WORK TO COMPLETE —
Using the listing below, report all lines holding the word "キーワード応答".

++++

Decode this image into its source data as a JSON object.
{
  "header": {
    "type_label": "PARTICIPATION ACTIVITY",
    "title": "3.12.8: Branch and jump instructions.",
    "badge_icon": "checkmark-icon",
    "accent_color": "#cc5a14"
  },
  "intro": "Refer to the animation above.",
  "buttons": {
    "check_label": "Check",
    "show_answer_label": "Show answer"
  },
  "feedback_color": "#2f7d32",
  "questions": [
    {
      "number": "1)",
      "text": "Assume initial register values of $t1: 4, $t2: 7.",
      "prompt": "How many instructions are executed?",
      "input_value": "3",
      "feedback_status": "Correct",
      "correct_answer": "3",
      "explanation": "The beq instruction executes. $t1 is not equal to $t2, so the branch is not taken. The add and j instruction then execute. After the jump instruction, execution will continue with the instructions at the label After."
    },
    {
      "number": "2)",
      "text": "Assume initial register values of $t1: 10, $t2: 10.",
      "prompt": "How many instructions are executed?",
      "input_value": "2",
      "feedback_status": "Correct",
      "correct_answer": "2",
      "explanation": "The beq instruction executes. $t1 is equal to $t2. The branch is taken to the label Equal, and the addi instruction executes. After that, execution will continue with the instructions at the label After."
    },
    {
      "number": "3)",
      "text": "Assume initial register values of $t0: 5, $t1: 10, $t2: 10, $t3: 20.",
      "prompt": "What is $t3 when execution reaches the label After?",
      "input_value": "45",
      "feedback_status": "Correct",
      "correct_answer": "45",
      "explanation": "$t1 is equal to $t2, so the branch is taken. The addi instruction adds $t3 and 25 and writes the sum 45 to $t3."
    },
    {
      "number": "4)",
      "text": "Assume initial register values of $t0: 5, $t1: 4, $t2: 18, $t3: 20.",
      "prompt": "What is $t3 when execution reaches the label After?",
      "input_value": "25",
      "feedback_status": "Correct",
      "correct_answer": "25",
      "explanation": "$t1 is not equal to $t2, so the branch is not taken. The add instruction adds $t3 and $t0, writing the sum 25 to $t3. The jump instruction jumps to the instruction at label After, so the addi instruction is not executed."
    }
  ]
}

++++

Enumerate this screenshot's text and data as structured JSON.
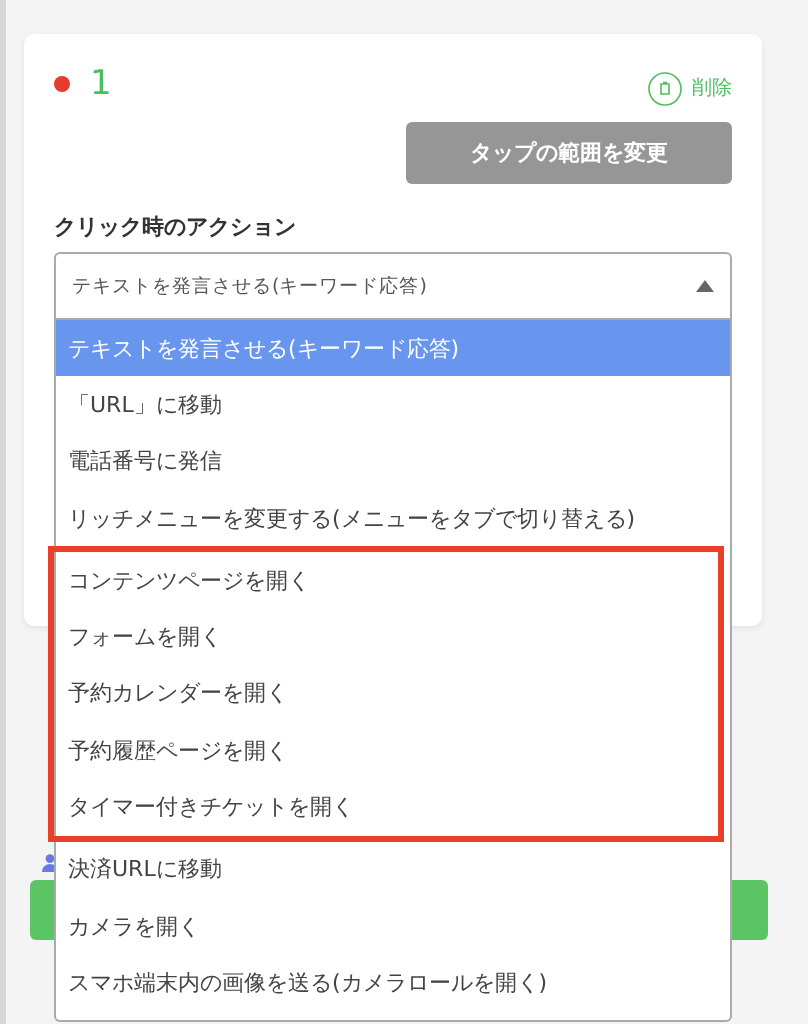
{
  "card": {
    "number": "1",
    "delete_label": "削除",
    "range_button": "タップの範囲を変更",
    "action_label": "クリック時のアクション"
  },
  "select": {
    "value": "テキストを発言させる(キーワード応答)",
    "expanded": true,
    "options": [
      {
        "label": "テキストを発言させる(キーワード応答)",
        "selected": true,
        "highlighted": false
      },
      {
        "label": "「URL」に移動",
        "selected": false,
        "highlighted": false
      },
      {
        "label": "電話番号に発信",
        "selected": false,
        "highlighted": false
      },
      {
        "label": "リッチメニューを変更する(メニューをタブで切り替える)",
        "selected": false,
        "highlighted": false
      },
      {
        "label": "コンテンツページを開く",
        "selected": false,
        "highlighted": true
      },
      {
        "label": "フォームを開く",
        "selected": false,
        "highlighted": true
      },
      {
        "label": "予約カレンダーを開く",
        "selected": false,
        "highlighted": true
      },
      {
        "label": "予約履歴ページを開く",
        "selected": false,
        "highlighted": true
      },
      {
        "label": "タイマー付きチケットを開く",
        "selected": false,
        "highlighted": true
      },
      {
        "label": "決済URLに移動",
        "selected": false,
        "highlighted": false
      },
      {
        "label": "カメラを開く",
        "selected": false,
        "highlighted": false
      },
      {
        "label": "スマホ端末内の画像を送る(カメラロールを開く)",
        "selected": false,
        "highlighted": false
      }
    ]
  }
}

++++

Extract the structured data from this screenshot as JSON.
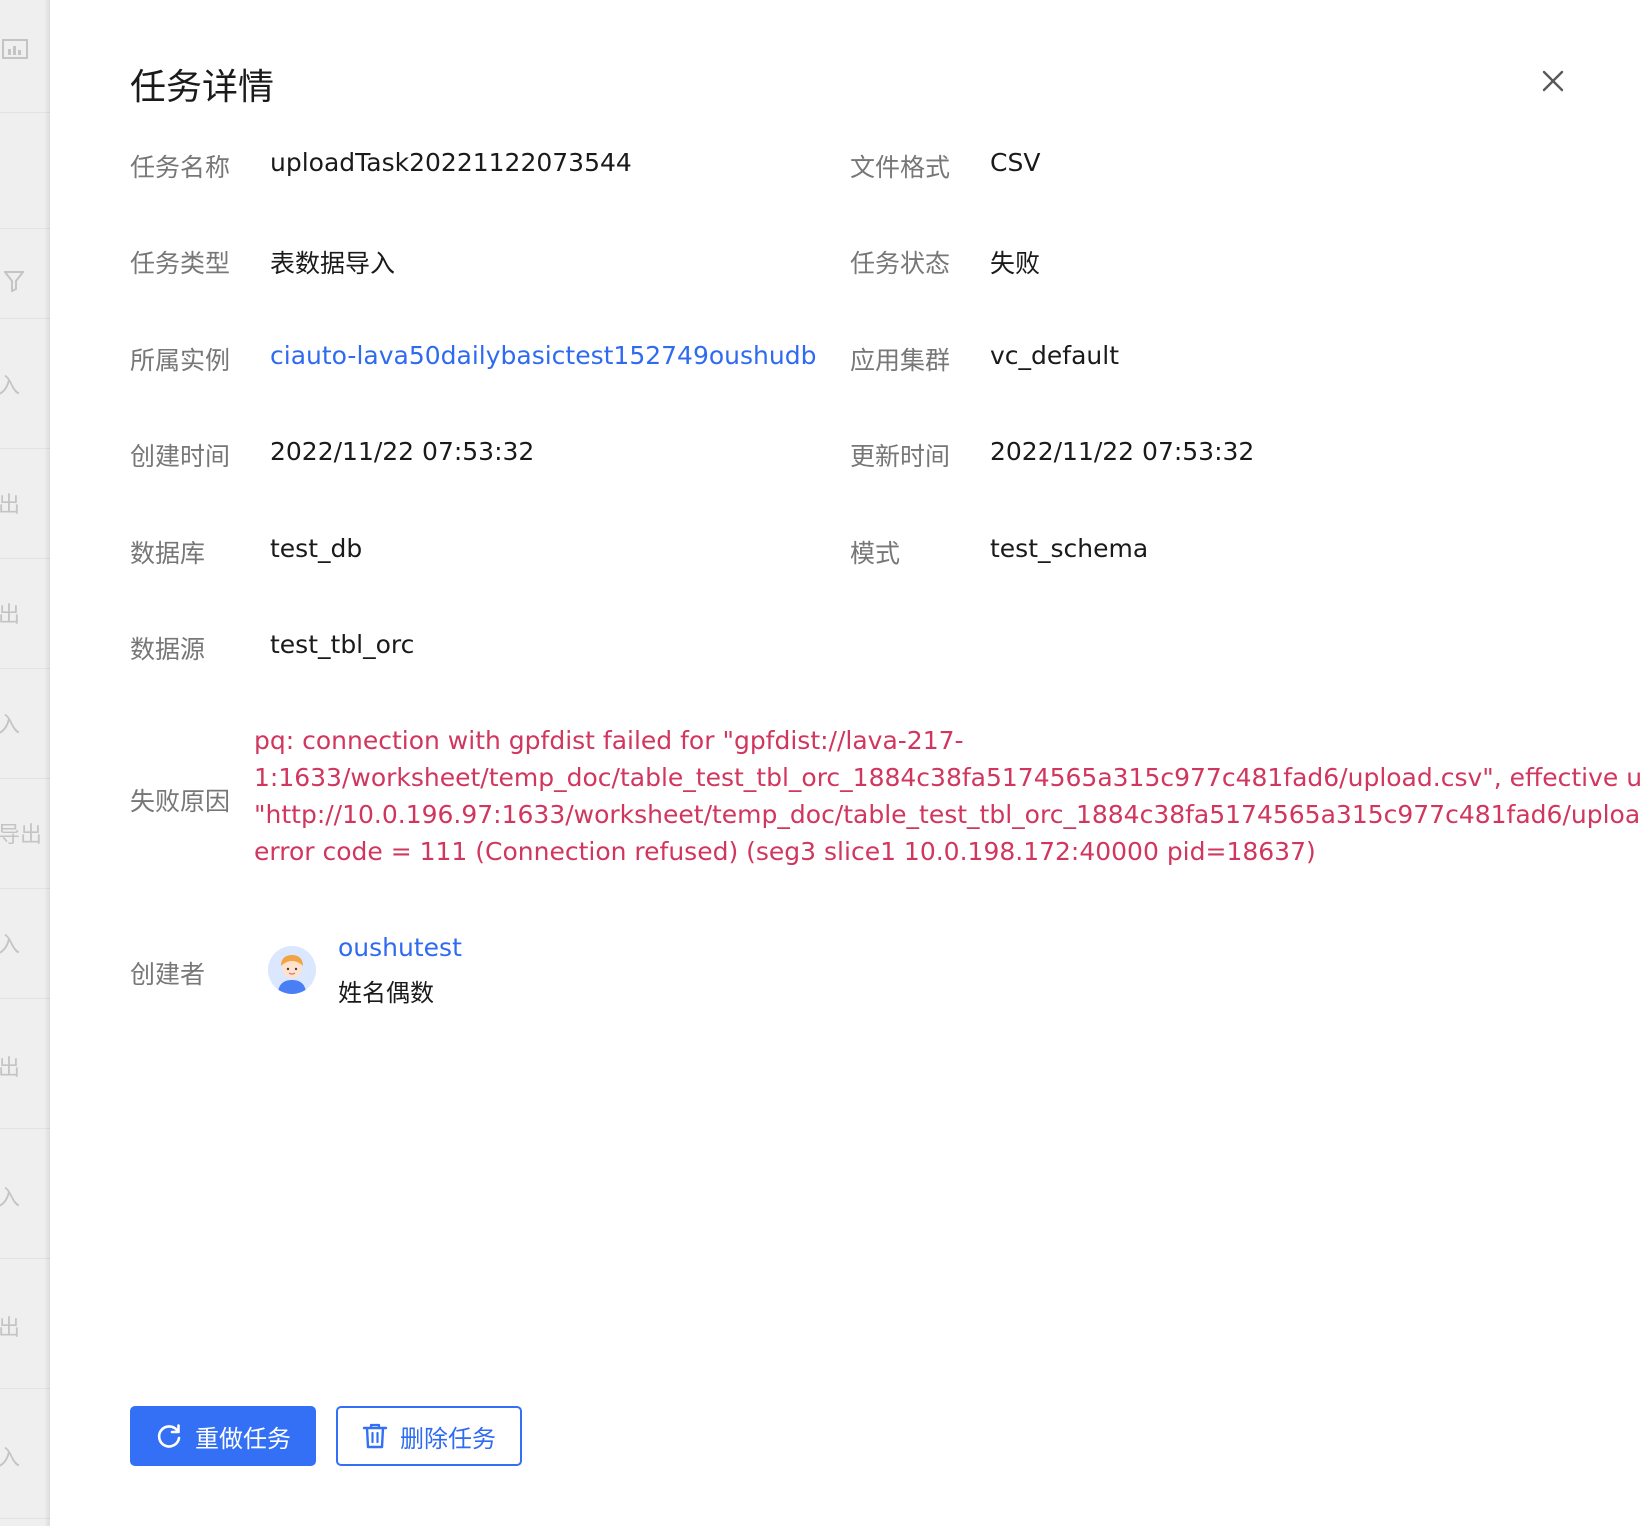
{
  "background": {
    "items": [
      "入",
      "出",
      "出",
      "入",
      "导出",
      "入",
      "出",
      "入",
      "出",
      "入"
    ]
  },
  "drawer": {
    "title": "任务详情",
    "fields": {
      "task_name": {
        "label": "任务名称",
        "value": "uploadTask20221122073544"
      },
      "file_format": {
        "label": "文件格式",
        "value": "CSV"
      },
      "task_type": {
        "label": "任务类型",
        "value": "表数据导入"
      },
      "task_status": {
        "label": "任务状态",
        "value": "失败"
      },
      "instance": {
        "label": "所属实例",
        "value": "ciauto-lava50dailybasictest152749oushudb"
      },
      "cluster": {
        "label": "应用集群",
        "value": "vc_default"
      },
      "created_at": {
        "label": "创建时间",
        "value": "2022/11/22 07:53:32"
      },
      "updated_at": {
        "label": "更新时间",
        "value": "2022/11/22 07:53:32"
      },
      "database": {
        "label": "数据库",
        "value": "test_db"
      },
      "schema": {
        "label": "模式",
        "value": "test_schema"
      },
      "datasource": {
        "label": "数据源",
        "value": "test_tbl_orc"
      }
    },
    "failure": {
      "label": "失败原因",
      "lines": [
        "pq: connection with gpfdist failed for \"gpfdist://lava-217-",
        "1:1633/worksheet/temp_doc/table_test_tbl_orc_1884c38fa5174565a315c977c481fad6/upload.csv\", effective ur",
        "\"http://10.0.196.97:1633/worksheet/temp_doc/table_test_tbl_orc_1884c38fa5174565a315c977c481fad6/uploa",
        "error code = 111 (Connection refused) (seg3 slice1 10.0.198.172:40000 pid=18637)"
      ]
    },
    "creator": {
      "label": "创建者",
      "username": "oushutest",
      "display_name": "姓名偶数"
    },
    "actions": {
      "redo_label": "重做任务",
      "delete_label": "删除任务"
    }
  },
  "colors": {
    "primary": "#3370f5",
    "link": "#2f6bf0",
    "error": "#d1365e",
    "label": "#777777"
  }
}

++++

EXPECTED ANSWER —
    "value": "テキストを発言させる(キーワード応答)",
        "label": "テキストを発言させる(キーワード応答)",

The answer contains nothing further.